# [What you should do]
Work out how many lines hold the string "account". The answer is a single number, nothing more.

# [Material for this task]

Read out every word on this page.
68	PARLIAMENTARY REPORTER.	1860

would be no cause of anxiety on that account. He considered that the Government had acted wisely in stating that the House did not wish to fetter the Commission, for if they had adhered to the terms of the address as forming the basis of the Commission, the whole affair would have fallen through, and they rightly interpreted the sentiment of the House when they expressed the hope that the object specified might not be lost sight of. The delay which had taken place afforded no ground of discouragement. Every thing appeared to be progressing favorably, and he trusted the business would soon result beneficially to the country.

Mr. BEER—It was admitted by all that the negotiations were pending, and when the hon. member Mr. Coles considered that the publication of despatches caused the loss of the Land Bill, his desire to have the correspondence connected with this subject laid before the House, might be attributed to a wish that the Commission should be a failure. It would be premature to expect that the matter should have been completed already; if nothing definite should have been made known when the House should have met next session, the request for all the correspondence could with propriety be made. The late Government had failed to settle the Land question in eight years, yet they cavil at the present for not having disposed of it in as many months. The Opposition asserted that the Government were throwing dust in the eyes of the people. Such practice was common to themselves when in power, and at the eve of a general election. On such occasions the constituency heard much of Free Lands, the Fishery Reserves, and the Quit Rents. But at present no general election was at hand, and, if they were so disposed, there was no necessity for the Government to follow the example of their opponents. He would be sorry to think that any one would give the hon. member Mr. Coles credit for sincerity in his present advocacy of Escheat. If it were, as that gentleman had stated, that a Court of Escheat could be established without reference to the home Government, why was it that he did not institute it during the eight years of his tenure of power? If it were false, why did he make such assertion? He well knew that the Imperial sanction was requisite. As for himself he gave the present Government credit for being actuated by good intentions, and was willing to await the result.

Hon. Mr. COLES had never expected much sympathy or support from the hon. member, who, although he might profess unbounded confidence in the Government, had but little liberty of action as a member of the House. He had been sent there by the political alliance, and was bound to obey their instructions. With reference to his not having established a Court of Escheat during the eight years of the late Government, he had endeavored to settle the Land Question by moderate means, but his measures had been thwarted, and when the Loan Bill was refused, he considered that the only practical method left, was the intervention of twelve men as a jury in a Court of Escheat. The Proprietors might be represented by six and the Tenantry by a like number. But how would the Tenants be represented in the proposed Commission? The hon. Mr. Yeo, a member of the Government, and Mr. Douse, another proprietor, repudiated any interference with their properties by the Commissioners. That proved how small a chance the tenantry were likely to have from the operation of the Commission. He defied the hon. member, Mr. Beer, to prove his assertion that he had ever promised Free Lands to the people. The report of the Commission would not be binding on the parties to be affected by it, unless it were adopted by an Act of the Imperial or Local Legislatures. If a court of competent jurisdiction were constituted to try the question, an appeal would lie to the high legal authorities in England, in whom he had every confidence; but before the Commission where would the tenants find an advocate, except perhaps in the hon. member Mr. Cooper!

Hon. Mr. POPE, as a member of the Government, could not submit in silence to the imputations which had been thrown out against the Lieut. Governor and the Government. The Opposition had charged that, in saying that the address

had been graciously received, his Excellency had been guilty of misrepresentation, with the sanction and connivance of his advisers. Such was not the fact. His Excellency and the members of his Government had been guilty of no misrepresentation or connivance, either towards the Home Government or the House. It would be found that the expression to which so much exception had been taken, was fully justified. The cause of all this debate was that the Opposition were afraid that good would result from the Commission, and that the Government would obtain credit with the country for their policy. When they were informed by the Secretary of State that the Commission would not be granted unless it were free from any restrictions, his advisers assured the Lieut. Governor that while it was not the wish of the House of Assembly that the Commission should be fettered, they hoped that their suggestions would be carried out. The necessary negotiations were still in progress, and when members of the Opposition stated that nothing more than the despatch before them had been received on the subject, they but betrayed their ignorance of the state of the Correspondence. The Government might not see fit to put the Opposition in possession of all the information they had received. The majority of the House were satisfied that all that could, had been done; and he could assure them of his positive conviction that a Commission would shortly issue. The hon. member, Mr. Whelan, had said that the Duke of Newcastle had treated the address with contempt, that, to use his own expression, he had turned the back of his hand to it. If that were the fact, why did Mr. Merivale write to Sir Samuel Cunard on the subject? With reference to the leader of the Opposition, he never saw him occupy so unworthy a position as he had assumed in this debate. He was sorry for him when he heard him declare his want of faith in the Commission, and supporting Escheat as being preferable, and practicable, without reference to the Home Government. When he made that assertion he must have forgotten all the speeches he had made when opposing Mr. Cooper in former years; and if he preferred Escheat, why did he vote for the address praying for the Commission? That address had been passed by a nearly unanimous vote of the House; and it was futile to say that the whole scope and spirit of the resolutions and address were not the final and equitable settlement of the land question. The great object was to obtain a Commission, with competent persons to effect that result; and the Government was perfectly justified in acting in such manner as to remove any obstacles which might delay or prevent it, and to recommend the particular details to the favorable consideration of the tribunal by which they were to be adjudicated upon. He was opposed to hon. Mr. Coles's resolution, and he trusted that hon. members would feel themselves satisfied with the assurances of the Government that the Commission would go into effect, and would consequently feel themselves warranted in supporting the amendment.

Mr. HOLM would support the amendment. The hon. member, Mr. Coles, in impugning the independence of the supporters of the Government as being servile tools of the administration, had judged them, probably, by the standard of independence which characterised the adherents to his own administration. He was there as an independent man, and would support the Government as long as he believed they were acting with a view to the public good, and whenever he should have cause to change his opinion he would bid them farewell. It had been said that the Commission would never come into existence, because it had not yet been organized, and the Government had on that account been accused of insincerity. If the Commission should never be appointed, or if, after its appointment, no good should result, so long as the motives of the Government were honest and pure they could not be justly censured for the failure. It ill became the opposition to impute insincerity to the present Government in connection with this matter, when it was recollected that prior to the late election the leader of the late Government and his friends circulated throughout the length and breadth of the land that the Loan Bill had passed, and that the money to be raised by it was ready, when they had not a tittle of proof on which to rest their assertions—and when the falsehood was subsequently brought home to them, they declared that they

# [Complete answer]
2